[Excerpt from a dataset]
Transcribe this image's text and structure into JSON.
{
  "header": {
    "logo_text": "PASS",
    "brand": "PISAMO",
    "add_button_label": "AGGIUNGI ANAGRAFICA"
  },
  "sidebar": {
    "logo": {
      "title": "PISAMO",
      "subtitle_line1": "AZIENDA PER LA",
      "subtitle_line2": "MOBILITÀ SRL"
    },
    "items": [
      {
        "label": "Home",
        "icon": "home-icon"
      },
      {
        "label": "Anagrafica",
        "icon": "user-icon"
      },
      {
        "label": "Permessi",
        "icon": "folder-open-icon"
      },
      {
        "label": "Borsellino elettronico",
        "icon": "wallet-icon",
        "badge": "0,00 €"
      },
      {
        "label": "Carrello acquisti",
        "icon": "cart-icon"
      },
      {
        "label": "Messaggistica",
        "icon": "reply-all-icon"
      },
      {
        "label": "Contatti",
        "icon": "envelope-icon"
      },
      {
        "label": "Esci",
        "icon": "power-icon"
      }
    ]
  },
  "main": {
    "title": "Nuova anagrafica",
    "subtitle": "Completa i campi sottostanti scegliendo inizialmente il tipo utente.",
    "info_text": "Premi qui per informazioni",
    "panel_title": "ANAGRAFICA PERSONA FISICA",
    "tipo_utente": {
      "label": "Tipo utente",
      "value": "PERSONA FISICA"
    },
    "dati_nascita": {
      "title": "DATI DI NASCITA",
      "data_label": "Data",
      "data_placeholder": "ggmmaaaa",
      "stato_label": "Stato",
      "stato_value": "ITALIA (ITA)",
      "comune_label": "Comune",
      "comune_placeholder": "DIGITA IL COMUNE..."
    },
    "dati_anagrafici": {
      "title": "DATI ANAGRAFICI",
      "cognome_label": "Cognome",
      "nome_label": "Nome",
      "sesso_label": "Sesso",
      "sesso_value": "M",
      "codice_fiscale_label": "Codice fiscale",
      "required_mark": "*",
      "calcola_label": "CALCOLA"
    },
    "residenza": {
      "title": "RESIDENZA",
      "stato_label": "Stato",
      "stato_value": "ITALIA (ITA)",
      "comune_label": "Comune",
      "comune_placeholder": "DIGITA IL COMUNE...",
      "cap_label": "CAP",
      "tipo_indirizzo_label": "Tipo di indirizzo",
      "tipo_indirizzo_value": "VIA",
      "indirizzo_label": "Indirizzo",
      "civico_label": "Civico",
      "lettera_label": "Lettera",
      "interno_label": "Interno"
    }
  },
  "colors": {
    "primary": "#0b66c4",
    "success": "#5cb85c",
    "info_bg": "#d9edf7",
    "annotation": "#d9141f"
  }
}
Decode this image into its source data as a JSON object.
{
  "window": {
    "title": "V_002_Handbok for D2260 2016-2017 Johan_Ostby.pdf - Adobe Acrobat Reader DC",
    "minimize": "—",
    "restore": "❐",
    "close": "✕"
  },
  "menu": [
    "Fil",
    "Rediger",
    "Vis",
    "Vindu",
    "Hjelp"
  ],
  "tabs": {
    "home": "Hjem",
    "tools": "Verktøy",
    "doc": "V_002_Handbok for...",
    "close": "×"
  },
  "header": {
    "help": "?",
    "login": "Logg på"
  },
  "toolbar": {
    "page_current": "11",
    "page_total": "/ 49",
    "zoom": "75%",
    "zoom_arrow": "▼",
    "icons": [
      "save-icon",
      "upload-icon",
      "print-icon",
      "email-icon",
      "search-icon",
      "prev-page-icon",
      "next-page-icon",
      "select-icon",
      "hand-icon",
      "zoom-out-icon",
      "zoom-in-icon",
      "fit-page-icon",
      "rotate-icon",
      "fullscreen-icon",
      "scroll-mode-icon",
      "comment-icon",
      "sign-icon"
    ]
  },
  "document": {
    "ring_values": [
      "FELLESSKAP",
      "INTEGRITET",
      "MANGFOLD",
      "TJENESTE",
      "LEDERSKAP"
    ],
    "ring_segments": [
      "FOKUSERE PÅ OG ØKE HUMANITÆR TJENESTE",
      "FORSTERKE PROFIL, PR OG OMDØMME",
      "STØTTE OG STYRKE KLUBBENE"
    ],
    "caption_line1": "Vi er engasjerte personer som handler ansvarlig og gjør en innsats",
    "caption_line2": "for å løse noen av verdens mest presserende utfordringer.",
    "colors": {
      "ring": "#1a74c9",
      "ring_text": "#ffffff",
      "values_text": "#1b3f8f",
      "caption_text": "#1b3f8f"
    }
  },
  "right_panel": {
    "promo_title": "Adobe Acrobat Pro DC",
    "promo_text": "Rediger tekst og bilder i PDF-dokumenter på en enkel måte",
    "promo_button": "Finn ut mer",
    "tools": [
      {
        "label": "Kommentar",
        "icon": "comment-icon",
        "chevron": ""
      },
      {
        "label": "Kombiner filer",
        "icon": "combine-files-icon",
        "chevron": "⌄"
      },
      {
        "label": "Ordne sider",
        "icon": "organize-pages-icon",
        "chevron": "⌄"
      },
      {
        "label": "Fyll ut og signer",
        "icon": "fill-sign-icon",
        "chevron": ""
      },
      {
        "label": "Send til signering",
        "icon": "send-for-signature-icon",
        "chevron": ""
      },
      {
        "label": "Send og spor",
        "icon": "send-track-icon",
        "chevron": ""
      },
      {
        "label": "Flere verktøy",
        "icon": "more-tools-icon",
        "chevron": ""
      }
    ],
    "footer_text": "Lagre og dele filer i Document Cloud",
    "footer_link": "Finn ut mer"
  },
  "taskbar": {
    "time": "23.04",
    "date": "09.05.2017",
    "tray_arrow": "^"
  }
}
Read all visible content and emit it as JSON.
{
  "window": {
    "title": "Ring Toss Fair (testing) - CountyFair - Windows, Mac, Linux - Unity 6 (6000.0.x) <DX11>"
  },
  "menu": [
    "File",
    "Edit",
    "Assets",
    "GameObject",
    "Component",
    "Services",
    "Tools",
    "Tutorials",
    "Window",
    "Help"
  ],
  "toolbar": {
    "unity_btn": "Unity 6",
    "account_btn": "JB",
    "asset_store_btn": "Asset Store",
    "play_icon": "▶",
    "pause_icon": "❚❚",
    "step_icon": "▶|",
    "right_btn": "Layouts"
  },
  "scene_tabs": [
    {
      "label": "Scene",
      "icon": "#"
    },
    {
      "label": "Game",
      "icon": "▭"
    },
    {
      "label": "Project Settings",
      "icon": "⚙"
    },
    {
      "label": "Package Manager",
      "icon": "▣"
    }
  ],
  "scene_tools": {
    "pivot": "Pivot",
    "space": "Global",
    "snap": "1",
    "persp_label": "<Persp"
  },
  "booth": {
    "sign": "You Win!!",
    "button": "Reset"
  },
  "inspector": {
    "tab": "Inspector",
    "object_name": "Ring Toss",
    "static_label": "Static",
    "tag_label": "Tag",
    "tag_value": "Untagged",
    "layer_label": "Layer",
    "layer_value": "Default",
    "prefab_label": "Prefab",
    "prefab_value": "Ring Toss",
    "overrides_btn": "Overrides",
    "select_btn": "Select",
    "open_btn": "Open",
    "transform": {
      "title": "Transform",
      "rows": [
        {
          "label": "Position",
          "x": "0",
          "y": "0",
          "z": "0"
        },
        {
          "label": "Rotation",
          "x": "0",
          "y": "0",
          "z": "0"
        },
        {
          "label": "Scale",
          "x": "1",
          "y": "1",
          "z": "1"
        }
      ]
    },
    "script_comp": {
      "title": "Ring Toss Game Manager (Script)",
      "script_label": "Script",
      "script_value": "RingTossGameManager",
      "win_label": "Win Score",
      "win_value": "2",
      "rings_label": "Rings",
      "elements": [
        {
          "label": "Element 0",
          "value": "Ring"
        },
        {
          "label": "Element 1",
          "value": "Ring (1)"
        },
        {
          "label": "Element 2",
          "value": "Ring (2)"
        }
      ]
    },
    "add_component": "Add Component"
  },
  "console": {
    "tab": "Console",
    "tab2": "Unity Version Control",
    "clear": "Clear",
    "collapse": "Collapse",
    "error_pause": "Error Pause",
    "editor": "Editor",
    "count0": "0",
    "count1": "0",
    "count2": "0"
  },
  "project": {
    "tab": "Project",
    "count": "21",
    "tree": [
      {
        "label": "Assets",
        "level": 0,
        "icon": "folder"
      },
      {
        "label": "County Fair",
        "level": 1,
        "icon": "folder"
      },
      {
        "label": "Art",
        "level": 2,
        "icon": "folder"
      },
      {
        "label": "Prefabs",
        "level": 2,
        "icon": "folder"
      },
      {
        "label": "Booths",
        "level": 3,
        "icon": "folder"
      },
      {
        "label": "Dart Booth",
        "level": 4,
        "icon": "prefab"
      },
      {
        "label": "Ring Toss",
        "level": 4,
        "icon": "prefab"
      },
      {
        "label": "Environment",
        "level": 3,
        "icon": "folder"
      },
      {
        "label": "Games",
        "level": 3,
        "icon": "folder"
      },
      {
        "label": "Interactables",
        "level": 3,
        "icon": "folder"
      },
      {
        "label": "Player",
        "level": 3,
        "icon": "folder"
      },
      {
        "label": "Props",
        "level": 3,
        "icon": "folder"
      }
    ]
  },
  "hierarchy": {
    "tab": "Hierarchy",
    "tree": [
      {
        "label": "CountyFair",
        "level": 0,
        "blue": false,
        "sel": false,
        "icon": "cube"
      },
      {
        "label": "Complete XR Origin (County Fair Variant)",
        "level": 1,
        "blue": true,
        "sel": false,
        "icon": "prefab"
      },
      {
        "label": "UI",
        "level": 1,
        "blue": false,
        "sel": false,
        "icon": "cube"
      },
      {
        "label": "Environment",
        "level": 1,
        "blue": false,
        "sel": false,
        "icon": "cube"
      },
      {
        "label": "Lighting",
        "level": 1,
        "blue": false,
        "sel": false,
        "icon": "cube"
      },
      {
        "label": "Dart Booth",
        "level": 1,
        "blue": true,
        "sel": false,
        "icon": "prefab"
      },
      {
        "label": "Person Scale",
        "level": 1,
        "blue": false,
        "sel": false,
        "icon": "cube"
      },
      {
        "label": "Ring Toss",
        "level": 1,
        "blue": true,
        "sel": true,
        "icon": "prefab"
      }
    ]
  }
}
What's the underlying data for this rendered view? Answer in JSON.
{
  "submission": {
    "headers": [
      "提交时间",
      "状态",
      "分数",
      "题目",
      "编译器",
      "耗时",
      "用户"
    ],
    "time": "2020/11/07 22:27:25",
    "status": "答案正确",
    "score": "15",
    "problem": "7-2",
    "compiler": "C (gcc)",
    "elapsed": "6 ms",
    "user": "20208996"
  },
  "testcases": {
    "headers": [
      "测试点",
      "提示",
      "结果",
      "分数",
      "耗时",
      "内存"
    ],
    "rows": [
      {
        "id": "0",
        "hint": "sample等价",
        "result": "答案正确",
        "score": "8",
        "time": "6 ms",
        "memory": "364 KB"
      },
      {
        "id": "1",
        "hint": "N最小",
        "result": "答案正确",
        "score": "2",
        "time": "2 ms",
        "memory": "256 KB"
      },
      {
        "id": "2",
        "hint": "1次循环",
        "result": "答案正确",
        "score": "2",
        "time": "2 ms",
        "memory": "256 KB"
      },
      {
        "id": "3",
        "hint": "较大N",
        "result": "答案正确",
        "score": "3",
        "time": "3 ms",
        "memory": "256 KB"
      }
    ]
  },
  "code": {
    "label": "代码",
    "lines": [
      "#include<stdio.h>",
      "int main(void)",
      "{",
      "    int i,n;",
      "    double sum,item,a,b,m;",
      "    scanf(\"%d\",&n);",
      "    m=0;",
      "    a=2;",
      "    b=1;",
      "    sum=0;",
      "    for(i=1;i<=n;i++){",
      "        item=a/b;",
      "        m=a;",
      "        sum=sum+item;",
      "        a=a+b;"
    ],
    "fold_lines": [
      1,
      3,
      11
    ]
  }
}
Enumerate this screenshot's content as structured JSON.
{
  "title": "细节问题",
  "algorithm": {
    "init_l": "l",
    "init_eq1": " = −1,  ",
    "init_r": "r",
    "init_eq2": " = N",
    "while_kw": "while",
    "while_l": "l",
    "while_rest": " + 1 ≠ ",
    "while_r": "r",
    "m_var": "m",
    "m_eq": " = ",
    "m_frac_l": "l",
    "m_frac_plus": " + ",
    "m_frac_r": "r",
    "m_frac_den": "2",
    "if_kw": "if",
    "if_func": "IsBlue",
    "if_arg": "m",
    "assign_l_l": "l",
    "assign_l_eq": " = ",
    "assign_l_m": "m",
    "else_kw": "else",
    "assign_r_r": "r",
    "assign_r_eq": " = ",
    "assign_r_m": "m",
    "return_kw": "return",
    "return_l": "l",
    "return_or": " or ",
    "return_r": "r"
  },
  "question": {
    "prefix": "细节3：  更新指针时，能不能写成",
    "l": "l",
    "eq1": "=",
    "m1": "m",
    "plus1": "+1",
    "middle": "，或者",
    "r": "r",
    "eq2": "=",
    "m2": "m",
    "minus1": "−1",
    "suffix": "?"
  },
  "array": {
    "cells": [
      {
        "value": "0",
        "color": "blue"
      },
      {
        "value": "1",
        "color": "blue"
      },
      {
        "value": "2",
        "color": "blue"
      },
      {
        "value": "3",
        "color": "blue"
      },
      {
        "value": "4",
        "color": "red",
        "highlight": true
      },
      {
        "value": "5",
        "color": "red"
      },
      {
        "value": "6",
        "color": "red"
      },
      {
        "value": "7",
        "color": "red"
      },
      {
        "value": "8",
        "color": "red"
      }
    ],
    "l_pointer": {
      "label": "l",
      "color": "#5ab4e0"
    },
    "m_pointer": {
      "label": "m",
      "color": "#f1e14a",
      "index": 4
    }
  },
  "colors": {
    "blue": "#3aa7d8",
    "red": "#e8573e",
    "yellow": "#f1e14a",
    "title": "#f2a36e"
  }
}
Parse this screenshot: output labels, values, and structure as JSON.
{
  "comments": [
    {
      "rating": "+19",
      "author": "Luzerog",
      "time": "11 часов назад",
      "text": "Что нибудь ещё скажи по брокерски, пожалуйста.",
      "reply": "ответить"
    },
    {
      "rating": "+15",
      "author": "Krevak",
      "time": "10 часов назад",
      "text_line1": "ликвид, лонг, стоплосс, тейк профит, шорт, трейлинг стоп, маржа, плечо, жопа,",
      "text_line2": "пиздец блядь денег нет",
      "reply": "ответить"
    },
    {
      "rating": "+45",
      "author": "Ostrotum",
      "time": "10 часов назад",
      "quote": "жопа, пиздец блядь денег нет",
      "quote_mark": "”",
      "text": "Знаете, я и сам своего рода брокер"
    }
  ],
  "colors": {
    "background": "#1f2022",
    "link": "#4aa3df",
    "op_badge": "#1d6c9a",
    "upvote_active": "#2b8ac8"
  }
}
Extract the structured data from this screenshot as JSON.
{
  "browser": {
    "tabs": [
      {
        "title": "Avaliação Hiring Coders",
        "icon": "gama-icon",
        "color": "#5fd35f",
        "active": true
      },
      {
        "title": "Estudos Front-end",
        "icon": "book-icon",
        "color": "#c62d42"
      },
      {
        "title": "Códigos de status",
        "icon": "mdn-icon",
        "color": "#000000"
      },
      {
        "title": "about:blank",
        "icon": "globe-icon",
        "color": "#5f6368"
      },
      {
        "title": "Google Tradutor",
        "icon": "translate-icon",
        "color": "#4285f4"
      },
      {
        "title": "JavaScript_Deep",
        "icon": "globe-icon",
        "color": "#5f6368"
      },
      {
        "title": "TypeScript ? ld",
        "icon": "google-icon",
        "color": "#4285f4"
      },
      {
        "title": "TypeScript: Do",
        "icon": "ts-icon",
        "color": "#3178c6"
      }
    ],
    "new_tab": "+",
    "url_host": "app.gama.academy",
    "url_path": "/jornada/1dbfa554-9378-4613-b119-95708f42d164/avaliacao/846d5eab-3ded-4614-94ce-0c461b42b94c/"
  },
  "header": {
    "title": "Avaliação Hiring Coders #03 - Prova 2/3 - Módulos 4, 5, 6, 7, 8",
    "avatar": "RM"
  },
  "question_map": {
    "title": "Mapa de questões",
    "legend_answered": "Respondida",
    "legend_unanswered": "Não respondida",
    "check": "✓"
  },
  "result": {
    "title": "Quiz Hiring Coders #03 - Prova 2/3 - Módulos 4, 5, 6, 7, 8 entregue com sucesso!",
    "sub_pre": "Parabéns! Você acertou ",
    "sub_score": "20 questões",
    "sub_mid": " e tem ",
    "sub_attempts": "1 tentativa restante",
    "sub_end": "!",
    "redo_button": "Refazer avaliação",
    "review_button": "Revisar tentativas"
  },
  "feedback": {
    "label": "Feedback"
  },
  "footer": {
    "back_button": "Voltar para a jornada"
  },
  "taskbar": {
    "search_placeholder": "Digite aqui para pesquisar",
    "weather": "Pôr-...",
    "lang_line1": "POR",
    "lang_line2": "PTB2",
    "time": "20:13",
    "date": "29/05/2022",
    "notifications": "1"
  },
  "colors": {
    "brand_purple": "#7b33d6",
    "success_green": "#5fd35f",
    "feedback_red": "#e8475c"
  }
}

Set task.
Look through the data above. Copy every line with the string "жопа" in it.

The output.
      "text_line1": "ликвид, лонг, стоплосс, тейк профит, шорт, трейлинг стоп, маржа, плечо, жопа,",
      "quote": "жопа, пиздец блядь денег нет",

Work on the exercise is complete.